>> BEGIN

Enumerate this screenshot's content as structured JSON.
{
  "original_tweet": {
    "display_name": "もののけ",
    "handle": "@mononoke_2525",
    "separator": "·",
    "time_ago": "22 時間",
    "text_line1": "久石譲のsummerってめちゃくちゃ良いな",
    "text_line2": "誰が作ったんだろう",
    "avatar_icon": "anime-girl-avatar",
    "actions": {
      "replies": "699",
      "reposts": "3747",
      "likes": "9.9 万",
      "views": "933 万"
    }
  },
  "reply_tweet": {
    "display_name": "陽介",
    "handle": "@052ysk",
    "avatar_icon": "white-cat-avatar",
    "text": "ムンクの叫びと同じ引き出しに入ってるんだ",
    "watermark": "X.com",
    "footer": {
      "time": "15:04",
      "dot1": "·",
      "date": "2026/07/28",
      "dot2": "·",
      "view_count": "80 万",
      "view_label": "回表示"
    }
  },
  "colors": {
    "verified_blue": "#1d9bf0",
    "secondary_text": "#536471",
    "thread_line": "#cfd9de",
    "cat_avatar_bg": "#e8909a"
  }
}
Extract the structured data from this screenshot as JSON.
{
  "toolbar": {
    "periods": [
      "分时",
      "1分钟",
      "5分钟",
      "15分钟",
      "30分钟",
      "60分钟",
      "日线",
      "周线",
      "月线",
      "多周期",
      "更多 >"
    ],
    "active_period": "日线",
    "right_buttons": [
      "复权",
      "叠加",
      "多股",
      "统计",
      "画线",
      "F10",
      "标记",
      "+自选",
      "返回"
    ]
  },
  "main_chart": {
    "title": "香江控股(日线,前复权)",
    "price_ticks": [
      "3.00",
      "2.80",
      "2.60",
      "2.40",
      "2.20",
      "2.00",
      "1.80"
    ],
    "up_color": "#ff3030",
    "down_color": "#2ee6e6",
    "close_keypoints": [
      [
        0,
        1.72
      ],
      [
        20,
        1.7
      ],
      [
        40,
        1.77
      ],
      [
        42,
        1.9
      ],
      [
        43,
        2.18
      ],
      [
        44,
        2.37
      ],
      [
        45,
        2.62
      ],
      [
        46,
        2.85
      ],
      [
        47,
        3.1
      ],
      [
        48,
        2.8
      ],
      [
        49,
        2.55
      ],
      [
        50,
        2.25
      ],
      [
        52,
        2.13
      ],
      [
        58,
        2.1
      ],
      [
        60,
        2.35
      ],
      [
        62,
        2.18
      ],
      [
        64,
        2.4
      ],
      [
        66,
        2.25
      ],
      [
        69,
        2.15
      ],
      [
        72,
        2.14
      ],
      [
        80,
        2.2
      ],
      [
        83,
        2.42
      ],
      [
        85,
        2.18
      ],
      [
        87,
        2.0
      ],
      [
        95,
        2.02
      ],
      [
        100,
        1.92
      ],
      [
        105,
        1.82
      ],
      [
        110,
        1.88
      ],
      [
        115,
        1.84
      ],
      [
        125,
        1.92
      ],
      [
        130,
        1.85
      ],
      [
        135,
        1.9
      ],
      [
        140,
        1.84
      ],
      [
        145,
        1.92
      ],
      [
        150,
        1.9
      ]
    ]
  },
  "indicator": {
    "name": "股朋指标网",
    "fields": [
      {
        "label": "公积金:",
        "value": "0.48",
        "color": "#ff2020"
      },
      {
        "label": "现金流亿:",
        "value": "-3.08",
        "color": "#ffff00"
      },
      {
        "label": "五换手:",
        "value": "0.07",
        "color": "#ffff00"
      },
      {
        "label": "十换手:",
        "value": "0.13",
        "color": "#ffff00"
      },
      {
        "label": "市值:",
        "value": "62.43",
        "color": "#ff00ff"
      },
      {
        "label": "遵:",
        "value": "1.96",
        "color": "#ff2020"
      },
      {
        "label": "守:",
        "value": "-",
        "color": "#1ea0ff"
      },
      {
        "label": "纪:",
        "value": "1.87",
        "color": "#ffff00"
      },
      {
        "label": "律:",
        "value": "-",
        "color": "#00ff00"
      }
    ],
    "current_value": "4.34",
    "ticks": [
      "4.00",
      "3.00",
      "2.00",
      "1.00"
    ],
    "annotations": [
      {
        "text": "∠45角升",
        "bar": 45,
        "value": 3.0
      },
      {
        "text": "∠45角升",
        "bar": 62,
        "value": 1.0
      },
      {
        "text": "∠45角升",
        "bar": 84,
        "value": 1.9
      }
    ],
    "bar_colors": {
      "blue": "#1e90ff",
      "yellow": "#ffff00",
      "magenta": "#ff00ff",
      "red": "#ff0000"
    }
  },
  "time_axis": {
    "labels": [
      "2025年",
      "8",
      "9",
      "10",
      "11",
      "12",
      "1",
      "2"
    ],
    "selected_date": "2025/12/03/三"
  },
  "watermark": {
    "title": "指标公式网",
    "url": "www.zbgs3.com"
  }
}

>> END

• Direction: Each line of the listing should be copied exactly.

• Answer to this exercise:
Enumerate this screenshot's content as structured JSON.
{
  "original_tweet": {
    "display_name": "もののけ",
    "handle": "@mononoke_2525",
    "separator": "·",
    "time_ago": "22 時間",
    "text_line1": "久石譲のsummerってめちゃくちゃ良いな",
    "text_line2": "誰が作ったんだろう",
    "avatar_icon": "anime-girl-avatar",
    "actions": {
      "replies": "699",
      "reposts": "3747",
      "likes": "9.9 万",
      "views": "933 万"
    }
  },
  "reply_tweet": {
    "display_name": "陽介",
    "handle": "@052ysk",
    "avatar_icon": "white-cat-avatar",
    "text": "ムンクの叫びと同じ引き出しに入ってるんだ",
    "watermark": "X.com",
    "footer": {
      "time": "15:04",
      "dot1": "·",
      "date": "2026/07/28",
      "dot2": "·",
      "view_count": "80 万",
      "view_label": "回表示"
    }
  },
  "colors": {
    "verified_blue": "#1d9bf0",
    "secondary_text": "#536471",
    "thread_line": "#cfd9de",
    "cat_avatar_bg": "#e8909a"
  }
}
Extract the structured data from this screenshot as JSON.
{
  "toolbar": {
    "periods": [
      "分时",
      "1分钟",
      "5分钟",
      "15分钟",
      "30分钟",
      "60分钟",
      "日线",
      "周线",
      "月线",
      "多周期",
      "更多 >"
    ],
    "active_period": "日线",
    "right_buttons": [
      "复权",
      "叠加",
      "多股",
      "统计",
      "画线",
      "F10",
      "标记",
      "+自选",
      "返回"
    ]
  },
  "main_chart": {
    "title": "香江控股(日线,前复权)",
    "price_ticks": [
      "3.00",
      "2.80",
      "2.60",
      "2.40",
      "2.20",
      "2.00",
      "1.80"
    ],
    "up_color": "#ff3030",
    "down_color": "#2ee6e6",
    "close_keypoints": [
      [
        0,
        1.72
      ],
      [
        20,
        1.7
      ],
      [
        40,
        1.77
      ],
      [
        42,
        1.9
      ],
      [
        43,
        2.18
      ],
      [
        44,
        2.37
      ],
      [
        45,
        2.62
      ],
      [
        46,
        2.85
      ],
      [
        47,
        3.1
      ],
      [
        48,
        2.8
      ],
      [
        49,
        2.55
      ],
      [
        50,
        2.25
      ],
      [
        52,
        2.13
      ],
      [
        58,
        2.1
      ],
      [
        60,
        2.35
      ],
      [
        62,
        2.18
      ],
      [
        64,
        2.4
      ],
      [
        66,
        2.25
      ],
      [
        69,
        2.15
      ],
      [
        72,
        2.14
      ],
      [
        80,
        2.2
      ],
      [
        83,
        2.42
      ],
      [
        85,
        2.18
      ],
      [
        87,
        2.0
      ],
      [
        95,
        2.02
      ],
      [
        100,
        1.92
      ],
      [
        105,
        1.82
      ],
      [
        110,
        1.88
      ],
      [
        115,
        1.84
      ],
      [
        125,
        1.92
      ],
      [
        130,
        1.85
      ],
      [
        135,
        1.9
      ],
      [
        140,
        1.84
      ],
      [
        145,
        1.92
      ],
      [
        150,
        1.9
      ]
    ]
  },
  "indicator": {
    "name": "股朋指标网",
    "fields": [
      {
        "label": "公积金:",
        "value": "0.48",
        "color": "#ff2020"
      },
      {
        "label": "现金流亿:",
        "value": "-3.08",
        "color": "#ffff00"
      },
      {
        "label": "五换手:",
        "value": "0.07",
        "color": "#ffff00"
      },
      {
        "label": "十换手:",
        "value": "0.13",
        "color": "#ffff00"
      },
      {
        "label": "市值:",
        "value": "62.43",
        "color": "#ff00ff"
      },
      {
        "label": "遵:",
        "value": "1.96",
        "color": "#ff2020"
      },
      {
        "label": "守:",
        "value": "-",
        "color": "#1ea0ff"
      },
      {
        "label": "纪:",
        "value": "1.87",
        "color": "#ffff00"
      },
      {
        "label": "律:",
        "value": "-",
        "color": "#00ff00"
      }
    ],
    "current_value": "4.34",
    "ticks": [
      "4.00",
      "3.00",
      "2.00",
      "1.00"
    ],
    "annotations": [
      {
        "text": "∠45角升",
        "bar": 45,
        "value": 3.0
      },
      {
        "text": "∠45角升",
        "bar": 62,
        "value": 1.0
      },
      {
        "text": "∠45角升",
        "bar": 84,
        "value": 1.9
      }
    ],
    "bar_colors": {
      "blue": "#1e90ff",
      "yellow": "#ffff00",
      "magenta": "#ff00ff",
      "red": "#ff0000"
    }
  },
  "time_axis": {
    "labels": [
      "2025年",
      "8",
      "9",
      "10",
      "11",
      "12",
      "1",
      "2"
    ],
    "selected_date": "2025/12/03/三"
  },
  "watermark": {
    "title": "指标公式网",
    "url": "www.zbgs3.com"
  }
}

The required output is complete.